§ Task to carry out
Exactly as they appear, output all of the records. Skip any images.

============

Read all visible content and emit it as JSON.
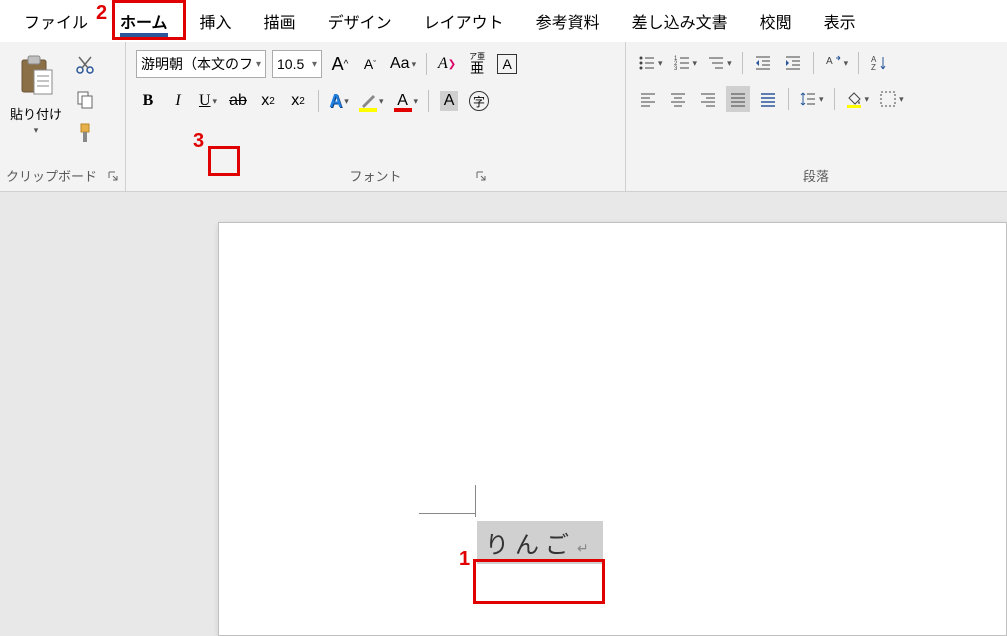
{
  "tabs": {
    "file": "ファイル",
    "home": "ホーム",
    "insert": "挿入",
    "draw": "描画",
    "design": "デザイン",
    "layout": "レイアウト",
    "references": "参考資料",
    "mailings": "差し込み文書",
    "review": "校閲",
    "view": "表示"
  },
  "clipboard": {
    "paste": "貼り付け",
    "group_label": "クリップボード"
  },
  "font": {
    "name": "游明朝（本文のフ",
    "size": "10.5",
    "group_label": "フォント",
    "bold": "B",
    "italic": "I",
    "underline": "U",
    "strike": "ab",
    "subscript": "x",
    "sub_num": "2",
    "superscript": "x",
    "sup_num": "2",
    "grow": "A",
    "shrink": "A",
    "case": "Aa",
    "ruby": "ア亜",
    "border_char": "A",
    "text_effects": "A",
    "highlight": "A",
    "font_color": "A",
    "shade": "A",
    "circled": "字"
  },
  "paragraph": {
    "group_label": "段落",
    "sort": "A↓Z"
  },
  "document": {
    "text": "りんご"
  },
  "annotations": {
    "n1": "1",
    "n2": "2",
    "n3": "3"
  }
}
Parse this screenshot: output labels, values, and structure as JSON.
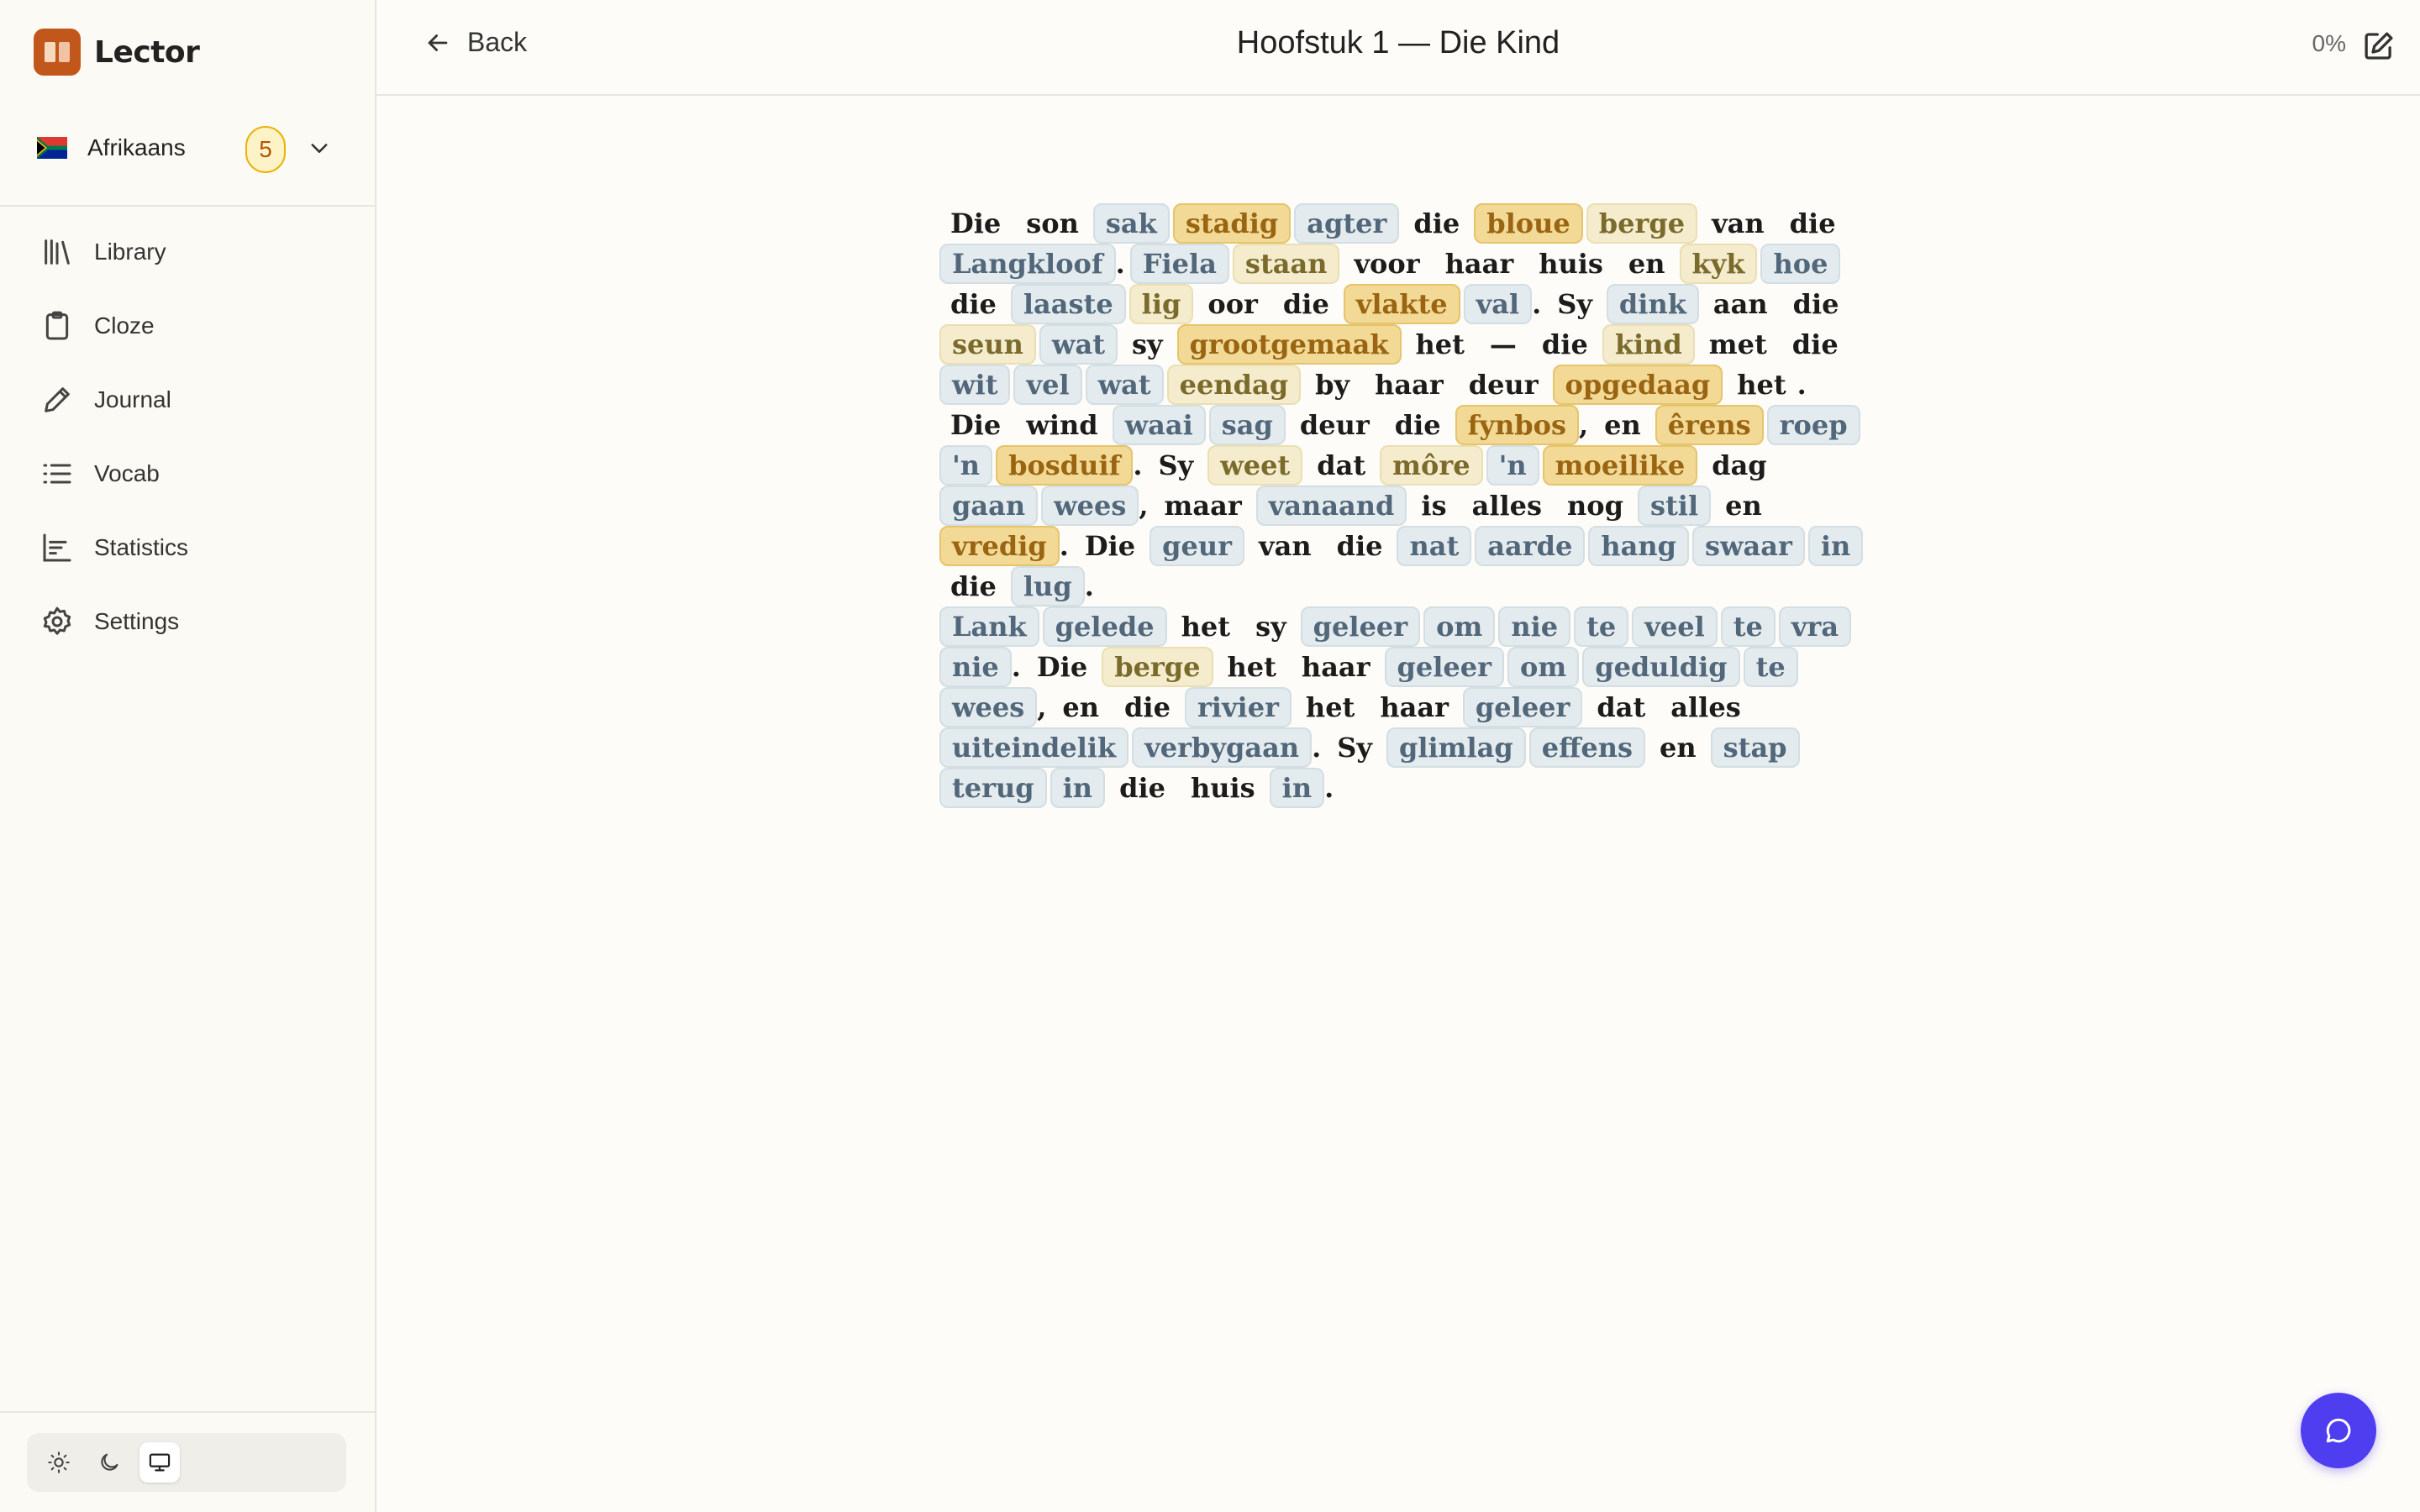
{
  "app": {
    "name": "Lector",
    "brand_color": "#c2571b"
  },
  "language": {
    "name": "Afrikaans",
    "badge_count": "5",
    "flag": "south-africa-flag"
  },
  "nav": [
    {
      "label": "Library",
      "icon": "library-icon"
    },
    {
      "label": "Cloze",
      "icon": "clipboard-icon"
    },
    {
      "label": "Journal",
      "icon": "pencil-icon"
    },
    {
      "label": "Vocab",
      "icon": "list-icon"
    },
    {
      "label": "Statistics",
      "icon": "bar-chart-icon"
    },
    {
      "label": "Settings",
      "icon": "gear-icon"
    }
  ],
  "theme": {
    "options": [
      "light",
      "dark",
      "system"
    ],
    "selected": "system"
  },
  "header": {
    "back_label": "Back",
    "title": "Hoofstuk 1 — Die Kind",
    "progress": "0%"
  },
  "highlight_colors": {
    "seen": "#e3ebee",
    "learning": "#f4eccd",
    "new": "#f2d995"
  },
  "reader": {
    "lines": [
      [
        [
          "Die",
          0
        ],
        [
          "son",
          0
        ],
        [
          "sak",
          1
        ],
        [
          "stadig",
          3
        ],
        [
          "agter",
          1
        ],
        [
          "die",
          0
        ],
        [
          "bloue",
          3
        ],
        [
          "berge",
          2
        ],
        [
          "van",
          0
        ],
        [
          "die",
          0
        ]
      ],
      [
        [
          "Langkloof",
          1
        ],
        [
          ".",
          -1
        ],
        [
          "Fiela",
          1
        ],
        [
          "staan",
          2
        ],
        [
          "voor",
          0
        ],
        [
          "haar",
          0
        ],
        [
          "huis",
          0
        ],
        [
          "en",
          0
        ],
        [
          "kyk",
          2
        ],
        [
          "hoe",
          1
        ]
      ],
      [
        [
          "die",
          0
        ],
        [
          "laaste",
          1
        ],
        [
          "lig",
          2
        ],
        [
          "oor",
          0
        ],
        [
          "die",
          0
        ],
        [
          "vlakte",
          3
        ],
        [
          "val",
          1
        ],
        [
          ".",
          -1
        ],
        [
          "Sy",
          0
        ],
        [
          "dink",
          1
        ],
        [
          "aan",
          0
        ],
        [
          "die",
          0
        ]
      ],
      [
        [
          "seun",
          2
        ],
        [
          "wat",
          1
        ],
        [
          "sy",
          0
        ],
        [
          "grootgemaak",
          3
        ],
        [
          "het",
          0
        ],
        [
          "—",
          0
        ],
        [
          "die",
          0
        ],
        [
          "kind",
          2
        ],
        [
          "met",
          0
        ],
        [
          "die",
          0
        ]
      ],
      [
        [
          "wit",
          1
        ],
        [
          "vel",
          1
        ],
        [
          "wat",
          1
        ],
        [
          "eendag",
          2
        ],
        [
          "by",
          0
        ],
        [
          "haar",
          0
        ],
        [
          "deur",
          0
        ],
        [
          "opgedaag",
          3
        ],
        [
          "het",
          0
        ],
        [
          ".",
          -1
        ]
      ],
      [
        [
          "Die",
          0
        ],
        [
          "wind",
          0
        ],
        [
          "waai",
          1
        ],
        [
          "sag",
          1
        ],
        [
          "deur",
          0
        ],
        [
          "die",
          0
        ],
        [
          "fynbos",
          3
        ],
        [
          ",",
          -1
        ],
        [
          "en",
          0
        ],
        [
          "êrens",
          3
        ],
        [
          "roep",
          1
        ]
      ],
      [
        [
          "'n",
          1
        ],
        [
          "bosduif",
          3
        ],
        [
          ".",
          -1
        ],
        [
          "Sy",
          0
        ],
        [
          "weet",
          2
        ],
        [
          "dat",
          0
        ],
        [
          "môre",
          2
        ],
        [
          "'n",
          1
        ],
        [
          "moeilike",
          3
        ],
        [
          "dag",
          0
        ]
      ],
      [
        [
          "gaan",
          1
        ],
        [
          "wees",
          1
        ],
        [
          ",",
          -1
        ],
        [
          "maar",
          0
        ],
        [
          "vanaand",
          1
        ],
        [
          "is",
          0
        ],
        [
          "alles",
          0
        ],
        [
          "nog",
          0
        ],
        [
          "stil",
          1
        ],
        [
          "en",
          0
        ]
      ],
      [
        [
          "vredig",
          3
        ],
        [
          ".",
          -1
        ],
        [
          "Die",
          0
        ],
        [
          "geur",
          1
        ],
        [
          "van",
          0
        ],
        [
          "die",
          0
        ],
        [
          "nat",
          1
        ],
        [
          "aarde",
          1
        ],
        [
          "hang",
          1
        ],
        [
          "swaar",
          1
        ],
        [
          "in",
          1
        ]
      ],
      [
        [
          "die",
          0
        ],
        [
          "lug",
          1
        ],
        [
          ".",
          -1
        ]
      ],
      [
        [
          "Lank",
          1
        ],
        [
          "gelede",
          1
        ],
        [
          "het",
          0
        ],
        [
          "sy",
          0
        ],
        [
          "geleer",
          1
        ],
        [
          "om",
          1
        ],
        [
          "nie",
          1
        ],
        [
          "te",
          1
        ],
        [
          "veel",
          1
        ],
        [
          "te",
          1
        ],
        [
          "vra",
          1
        ]
      ],
      [
        [
          "nie",
          1
        ],
        [
          ".",
          -1
        ],
        [
          "Die",
          0
        ],
        [
          "berge",
          2
        ],
        [
          "het",
          0
        ],
        [
          "haar",
          0
        ],
        [
          "geleer",
          1
        ],
        [
          "om",
          1
        ],
        [
          "geduldig",
          1
        ],
        [
          "te",
          1
        ]
      ],
      [
        [
          "wees",
          1
        ],
        [
          ",",
          -1
        ],
        [
          "en",
          0
        ],
        [
          "die",
          0
        ],
        [
          "rivier",
          1
        ],
        [
          "het",
          0
        ],
        [
          "haar",
          0
        ],
        [
          "geleer",
          1
        ],
        [
          "dat",
          0
        ],
        [
          "alles",
          0
        ]
      ],
      [
        [
          "uiteindelik",
          1
        ],
        [
          "verbygaan",
          1
        ],
        [
          ".",
          -1
        ],
        [
          "Sy",
          0
        ],
        [
          "glimlag",
          1
        ],
        [
          "effens",
          1
        ],
        [
          "en",
          0
        ],
        [
          "stap",
          1
        ]
      ],
      [
        [
          "terug",
          1
        ],
        [
          "in",
          1
        ],
        [
          "die",
          0
        ],
        [
          "huis",
          0
        ],
        [
          "in",
          1
        ],
        [
          ".",
          -1
        ]
      ]
    ]
  },
  "fab": {
    "icon": "chat-icon"
  }
}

============

§ Output of the task
Read all visible content and emit it as JSON.
{
  "tabs": {
    "file": "ファイル",
    "home": "ホーム",
    "insert": "挿入",
    "draw": "描画",
    "design": "デザイン",
    "layout": "レイアウト",
    "references": "参考資料",
    "mailings": "差し込み文書",
    "review": "校閲",
    "view": "表示"
  },
  "clipboard": {
    "paste": "貼り付け",
    "group_label": "クリップボード"
  },
  "font": {
    "name": "游明朝（本文のフ",
    "size": "10.5",
    "group_label": "フォント",
    "bold": "B",
    "italic": "I",
    "underline": "U",
    "strike": "ab",
    "subscript": "x",
    "sub_num": "2",
    "superscript": "x",
    "sup_num": "2",
    "grow": "A",
    "shrink": "A",
    "case": "Aa",
    "ruby": "ア亜",
    "border_char": "A",
    "text_effects": "A",
    "highlight": "A",
    "font_color": "A",
    "shade": "A",
    "circled": "字"
  },
  "paragraph": {
    "group_label": "段落",
    "sort": "A↓Z"
  },
  "document": {
    "text": "りんご"
  },
  "annotations": {
    "n1": "1",
    "n2": "2",
    "n3": "3"
  }
}
Parse this screenshot: output labels, values, and structure as JSON.
{
  "app": {
    "name": "Lector",
    "brand_color": "#c2571b"
  },
  "language": {
    "name": "Afrikaans",
    "badge_count": "5",
    "flag": "south-africa-flag"
  },
  "nav": [
    {
      "label": "Library",
      "icon": "library-icon"
    },
    {
      "label": "Cloze",
      "icon": "clipboard-icon"
    },
    {
      "label": "Journal",
      "icon": "pencil-icon"
    },
    {
      "label": "Vocab",
      "icon": "list-icon"
    },
    {
      "label": "Statistics",
      "icon": "bar-chart-icon"
    },
    {
      "label": "Settings",
      "icon": "gear-icon"
    }
  ],
  "theme": {
    "options": [
      "light",
      "dark",
      "system"
    ],
    "selected": "system"
  },
  "header": {
    "back_label": "Back",
    "title": "Hoofstuk 1 — Die Kind",
    "progress": "0%"
  },
  "highlight_colors": {
    "seen": "#e3ebee",
    "learning": "#f4eccd",
    "new": "#f2d995"
  },
  "reader": {
    "lines": [
      [
        [
          "Die",
          0
        ],
        [
          "son",
          0
        ],
        [
          "sak",
          1
        ],
        [
          "stadig",
          3
        ],
        [
          "agter",
          1
        ],
        [
          "die",
          0
        ],
        [
          "bloue",
          3
        ],
        [
          "berge",
          2
        ],
        [
          "van",
          0
        ],
        [
          "die",
          0
        ]
      ],
      [
        [
          "Langkloof",
          1
        ],
        [
          ".",
          -1
        ],
        [
          "Fiela",
          1
        ],
        [
          "staan",
          2
        ],
        [
          "voor",
          0
        ],
        [
          "haar",
          0
        ],
        [
          "huis",
          0
        ],
        [
          "en",
          0
        ],
        [
          "kyk",
          2
        ],
        [
          "hoe",
          1
        ]
      ],
      [
        [
          "die",
          0
        ],
        [
          "laaste",
          1
        ],
        [
          "lig",
          2
        ],
        [
          "oor",
          0
        ],
        [
          "die",
          0
        ],
        [
          "vlakte",
          3
        ],
        [
          "val",
          1
        ],
        [
          ".",
          -1
        ],
        [
          "Sy",
          0
        ],
        [
          "dink",
          1
        ],
        [
          "aan",
          0
        ],
        [
          "die",
          0
        ]
      ],
      [
        [
          "seun",
          2
        ],
        [
          "wat",
          1
        ],
        [
          "sy",
          0
        ],
        [
          "grootgemaak",
          3
        ],
        [
          "het",
          0
        ],
        [
          "—",
          0
        ],
        [
          "die",
          0
        ],
        [
          "kind",
          2
        ],
        [
          "met",
          0
        ],
        [
          "die",
          0
        ]
      ],
      [
        [
          "wit",
          1
        ],
        [
          "vel",
          1
        ],
        [
          "wat",
          1
        ],
        [
          "eendag",
          2
        ],
        [
          "by",
          0
        ],
        [
          "haar",
          0
        ],
        [
          "deur",
          0
        ],
        [
          "opgedaag",
          3
        ],
        [
          "het",
          0
        ],
        [
          ".",
          -1
        ]
      ],
      [
        [
          "Die",
          0
        ],
        [
          "wind",
          0
        ],
        [
          "waai",
          1
        ],
        [
          "sag",
          1
        ],
        [
          "deur",
          0
        ],
        [
          "die",
          0
        ],
        [
          "fynbos",
          3
        ],
        [
          ",",
          -1
        ],
        [
          "en",
          0
        ],
        [
          "êrens",
          3
        ],
        [
          "roep",
          1
        ]
      ],
      [
        [
          "'n",
          1
        ],
        [
          "bosduif",
          3
        ],
        [
          ".",
          -1
        ],
        [
          "Sy",
          0
        ],
        [
          "weet",
          2
        ],
        [
          "dat",
          0
        ],
        [
          "môre",
          2
        ],
        [
          "'n",
          1
        ],
        [
          "moeilike",
          3
        ],
        [
          "dag",
          0
        ]
      ],
      [
        [
          "gaan",
          1
        ],
        [
          "wees",
          1
        ],
        [
          ",",
          -1
        ],
        [
          "maar",
          0
        ],
        [
          "vanaand",
          1
        ],
        [
          "is",
          0
        ],
        [
          "alles",
          0
        ],
        [
          "nog",
          0
        ],
        [
          "stil",
          1
        ],
        [
          "en",
          0
        ]
      ],
      [
        [
          "vredig",
          3
        ],
        [
          ".",
          -1
        ],
        [
          "Die",
          0
        ],
        [
          "geur",
          1
        ],
        [
          "van",
          0
        ],
        [
          "die",
          0
        ],
        [
          "nat",
          1
        ],
        [
          "aarde",
          1
        ],
        [
          "hang",
          1
        ],
        [
          "swaar",
          1
        ],
        [
          "in",
          1
        ]
      ],
      [
        [
          "die",
          0
        ],
        [
          "lug",
          1
        ],
        [
          ".",
          -1
        ]
      ],
      [
        [
          "Lank",
          1
        ],
        [
          "gelede",
          1
        ],
        [
          "het",
          0
        ],
        [
          "sy",
          0
        ],
        [
          "geleer",
          1
        ],
        [
          "om",
          1
        ],
        [
          "nie",
          1
        ],
        [
          "te",
          1
        ],
        [
          "veel",
          1
        ],
        [
          "te",
          1
        ],
        [
          "vra",
          1
        ]
      ],
      [
        [
          "nie",
          1
        ],
        [
          ".",
          -1
        ],
        [
          "Die",
          0
        ],
        [
          "berge",
          2
        ],
        [
          "het",
          0
        ],
        [
          "haar",
          0
        ],
        [
          "geleer",
          1
        ],
        [
          "om",
          1
        ],
        [
          "geduldig",
          1
        ],
        [
          "te",
          1
        ]
      ],
      [
        [
          "wees",
          1
        ],
        [
          ",",
          -1
        ],
        [
          "en",
          0
        ],
        [
          "die",
          0
        ],
        [
          "rivier",
          1
        ],
        [
          "het",
          0
        ],
        [
          "haar",
          0
        ],
        [
          "geleer",
          1
        ],
        [
          "dat",
          0
        ],
        [
          "alles",
          0
        ]
      ],
      [
        [
          "uiteindelik",
          1
        ],
        [
          "verbygaan",
          1
        ],
        [
          ".",
          -1
        ],
        [
          "Sy",
          0
        ],
        [
          "glimlag",
          1
        ],
        [
          "effens",
          1
        ],
        [
          "en",
          0
        ],
        [
          "stap",
          1
        ]
      ],
      [
        [
          "terug",
          1
        ],
        [
          "in",
          1
        ],
        [
          "die",
          0
        ],
        [
          "huis",
          0
        ],
        [
          "in",
          1
        ],
        [
          ".",
          -1
        ]
      ]
    ]
  },
  "fab": {
    "icon": "chat-icon"
  }
}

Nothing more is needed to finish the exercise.